Stored data entries:
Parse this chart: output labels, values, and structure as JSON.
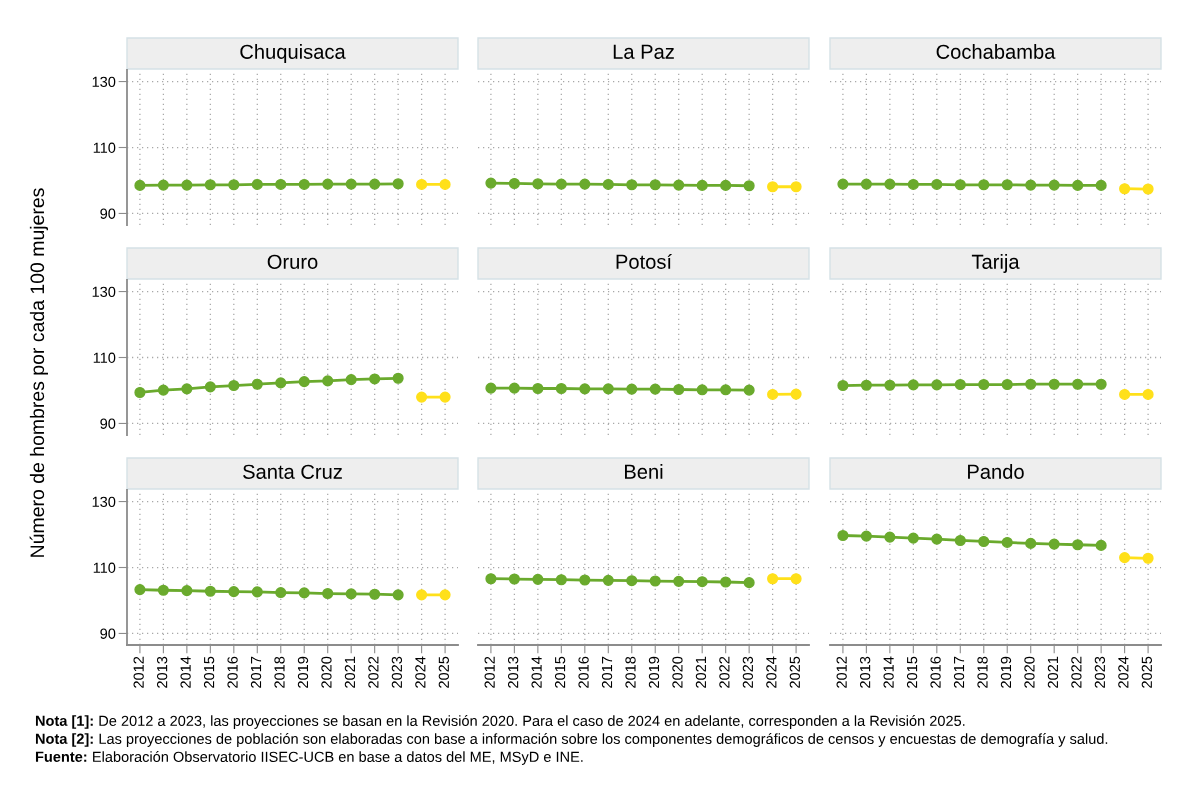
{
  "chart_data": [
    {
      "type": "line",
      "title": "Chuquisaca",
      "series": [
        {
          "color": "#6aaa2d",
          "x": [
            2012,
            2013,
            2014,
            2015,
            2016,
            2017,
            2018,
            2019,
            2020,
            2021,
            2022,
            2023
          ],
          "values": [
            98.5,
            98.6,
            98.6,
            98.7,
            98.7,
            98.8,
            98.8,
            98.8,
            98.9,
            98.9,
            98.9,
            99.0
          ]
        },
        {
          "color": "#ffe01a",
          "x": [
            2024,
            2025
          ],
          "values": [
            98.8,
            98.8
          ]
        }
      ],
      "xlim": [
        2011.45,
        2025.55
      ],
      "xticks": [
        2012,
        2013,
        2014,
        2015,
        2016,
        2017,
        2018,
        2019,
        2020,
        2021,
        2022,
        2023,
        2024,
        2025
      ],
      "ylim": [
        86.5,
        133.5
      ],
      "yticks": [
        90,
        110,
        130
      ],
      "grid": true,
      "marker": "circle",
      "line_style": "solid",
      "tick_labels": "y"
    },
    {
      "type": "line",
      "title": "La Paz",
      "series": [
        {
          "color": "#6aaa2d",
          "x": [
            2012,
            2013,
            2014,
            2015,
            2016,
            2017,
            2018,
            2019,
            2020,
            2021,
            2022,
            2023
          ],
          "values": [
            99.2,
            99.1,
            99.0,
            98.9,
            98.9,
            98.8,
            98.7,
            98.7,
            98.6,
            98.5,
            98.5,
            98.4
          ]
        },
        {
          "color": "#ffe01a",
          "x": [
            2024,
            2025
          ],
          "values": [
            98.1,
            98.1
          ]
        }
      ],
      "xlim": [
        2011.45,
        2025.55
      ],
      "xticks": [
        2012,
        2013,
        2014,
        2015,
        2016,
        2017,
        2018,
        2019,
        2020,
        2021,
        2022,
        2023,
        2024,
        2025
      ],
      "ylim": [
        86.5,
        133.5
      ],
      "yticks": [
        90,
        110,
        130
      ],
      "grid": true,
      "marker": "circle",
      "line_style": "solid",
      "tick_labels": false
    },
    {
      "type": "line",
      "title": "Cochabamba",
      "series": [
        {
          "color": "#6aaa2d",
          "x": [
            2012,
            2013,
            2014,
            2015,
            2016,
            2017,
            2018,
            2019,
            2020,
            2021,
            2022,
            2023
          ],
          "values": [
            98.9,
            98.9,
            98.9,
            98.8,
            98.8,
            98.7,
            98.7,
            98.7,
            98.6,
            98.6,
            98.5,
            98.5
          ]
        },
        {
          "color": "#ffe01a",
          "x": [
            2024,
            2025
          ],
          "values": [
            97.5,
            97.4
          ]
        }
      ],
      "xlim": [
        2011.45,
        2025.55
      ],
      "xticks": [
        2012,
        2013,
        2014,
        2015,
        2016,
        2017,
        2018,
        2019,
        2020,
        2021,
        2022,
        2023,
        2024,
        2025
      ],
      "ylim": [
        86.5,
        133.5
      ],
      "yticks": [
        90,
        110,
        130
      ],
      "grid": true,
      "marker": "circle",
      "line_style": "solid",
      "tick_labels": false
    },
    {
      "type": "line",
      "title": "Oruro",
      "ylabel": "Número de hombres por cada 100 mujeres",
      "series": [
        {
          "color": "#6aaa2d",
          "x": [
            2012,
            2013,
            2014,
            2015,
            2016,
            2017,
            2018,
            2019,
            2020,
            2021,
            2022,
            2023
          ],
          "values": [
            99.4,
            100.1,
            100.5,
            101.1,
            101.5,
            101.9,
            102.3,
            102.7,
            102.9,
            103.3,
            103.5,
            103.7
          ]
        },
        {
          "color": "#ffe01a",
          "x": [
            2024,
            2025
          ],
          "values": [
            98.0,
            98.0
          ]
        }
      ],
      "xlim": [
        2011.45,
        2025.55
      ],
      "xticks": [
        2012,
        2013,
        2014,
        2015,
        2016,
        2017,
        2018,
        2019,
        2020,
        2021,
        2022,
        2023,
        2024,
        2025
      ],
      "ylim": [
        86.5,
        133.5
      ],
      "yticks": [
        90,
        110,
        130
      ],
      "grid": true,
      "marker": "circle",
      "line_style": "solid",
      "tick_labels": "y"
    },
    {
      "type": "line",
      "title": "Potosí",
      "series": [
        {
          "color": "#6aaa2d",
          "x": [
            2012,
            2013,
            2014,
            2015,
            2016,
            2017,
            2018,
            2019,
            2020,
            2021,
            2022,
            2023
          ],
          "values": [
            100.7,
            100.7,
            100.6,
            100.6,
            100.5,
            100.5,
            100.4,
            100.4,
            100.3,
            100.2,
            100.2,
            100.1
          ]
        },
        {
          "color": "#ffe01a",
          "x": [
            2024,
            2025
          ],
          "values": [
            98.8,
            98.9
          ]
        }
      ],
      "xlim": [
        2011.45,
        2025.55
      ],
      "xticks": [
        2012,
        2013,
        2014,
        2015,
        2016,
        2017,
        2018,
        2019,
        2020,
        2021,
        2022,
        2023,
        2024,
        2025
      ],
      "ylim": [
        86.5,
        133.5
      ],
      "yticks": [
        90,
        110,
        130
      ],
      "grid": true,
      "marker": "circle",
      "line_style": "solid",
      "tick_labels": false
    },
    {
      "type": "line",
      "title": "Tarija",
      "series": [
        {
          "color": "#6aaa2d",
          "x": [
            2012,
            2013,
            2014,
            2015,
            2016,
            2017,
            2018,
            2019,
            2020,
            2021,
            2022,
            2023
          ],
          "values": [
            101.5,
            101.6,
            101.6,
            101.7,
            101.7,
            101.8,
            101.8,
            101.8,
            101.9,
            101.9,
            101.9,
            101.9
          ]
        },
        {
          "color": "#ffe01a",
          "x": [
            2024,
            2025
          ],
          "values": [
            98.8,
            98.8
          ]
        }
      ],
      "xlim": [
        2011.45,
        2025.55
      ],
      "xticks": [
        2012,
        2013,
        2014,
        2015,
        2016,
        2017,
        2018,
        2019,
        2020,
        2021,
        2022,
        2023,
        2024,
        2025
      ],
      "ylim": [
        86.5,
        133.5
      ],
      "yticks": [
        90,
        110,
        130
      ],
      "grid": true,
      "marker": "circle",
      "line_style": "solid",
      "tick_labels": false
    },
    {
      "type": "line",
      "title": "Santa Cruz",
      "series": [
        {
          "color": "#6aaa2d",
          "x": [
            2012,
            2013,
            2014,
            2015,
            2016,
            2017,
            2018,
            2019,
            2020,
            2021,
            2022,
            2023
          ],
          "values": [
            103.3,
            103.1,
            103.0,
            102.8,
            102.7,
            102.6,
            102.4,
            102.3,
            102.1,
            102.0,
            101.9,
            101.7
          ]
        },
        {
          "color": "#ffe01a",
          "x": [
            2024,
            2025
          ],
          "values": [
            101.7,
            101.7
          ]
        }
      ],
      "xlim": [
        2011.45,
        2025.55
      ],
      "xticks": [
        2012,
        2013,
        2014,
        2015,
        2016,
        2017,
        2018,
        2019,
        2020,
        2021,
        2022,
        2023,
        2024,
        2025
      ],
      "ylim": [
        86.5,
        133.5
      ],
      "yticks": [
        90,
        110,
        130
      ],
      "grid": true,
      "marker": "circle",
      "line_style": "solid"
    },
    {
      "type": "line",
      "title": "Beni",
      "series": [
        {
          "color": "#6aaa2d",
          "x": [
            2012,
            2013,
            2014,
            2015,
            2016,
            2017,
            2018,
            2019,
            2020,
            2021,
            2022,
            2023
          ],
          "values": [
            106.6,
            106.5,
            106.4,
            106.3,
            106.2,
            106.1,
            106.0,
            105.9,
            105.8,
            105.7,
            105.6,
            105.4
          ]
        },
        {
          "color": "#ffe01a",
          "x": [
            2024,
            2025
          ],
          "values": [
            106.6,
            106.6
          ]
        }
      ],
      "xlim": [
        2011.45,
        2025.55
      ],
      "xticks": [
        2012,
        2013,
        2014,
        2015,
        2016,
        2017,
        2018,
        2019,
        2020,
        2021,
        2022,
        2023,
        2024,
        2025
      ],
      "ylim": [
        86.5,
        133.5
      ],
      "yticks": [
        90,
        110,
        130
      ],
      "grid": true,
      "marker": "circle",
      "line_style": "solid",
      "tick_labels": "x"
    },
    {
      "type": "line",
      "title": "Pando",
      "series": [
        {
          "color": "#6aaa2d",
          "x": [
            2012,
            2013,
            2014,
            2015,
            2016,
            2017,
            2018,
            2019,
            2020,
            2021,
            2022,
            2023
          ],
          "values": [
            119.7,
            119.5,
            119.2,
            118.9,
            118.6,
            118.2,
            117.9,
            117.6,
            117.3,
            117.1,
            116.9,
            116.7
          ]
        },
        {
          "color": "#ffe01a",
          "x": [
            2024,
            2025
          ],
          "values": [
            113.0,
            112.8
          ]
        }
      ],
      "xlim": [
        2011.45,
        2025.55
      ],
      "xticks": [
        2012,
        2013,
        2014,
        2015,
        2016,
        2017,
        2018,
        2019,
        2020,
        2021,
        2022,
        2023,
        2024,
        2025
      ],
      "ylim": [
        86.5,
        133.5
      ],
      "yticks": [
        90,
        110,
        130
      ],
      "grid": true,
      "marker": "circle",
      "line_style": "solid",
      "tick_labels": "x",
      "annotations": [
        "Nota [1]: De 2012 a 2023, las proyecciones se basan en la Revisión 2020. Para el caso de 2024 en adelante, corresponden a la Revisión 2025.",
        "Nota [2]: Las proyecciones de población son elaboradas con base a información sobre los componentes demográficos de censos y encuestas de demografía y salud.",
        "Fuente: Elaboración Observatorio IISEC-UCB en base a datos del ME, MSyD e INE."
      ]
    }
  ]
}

YOUR INSTRUCTIONS
Going through the entries above, report how many lines include the string "title". The number alone is the answer.

THE SOLUTION
9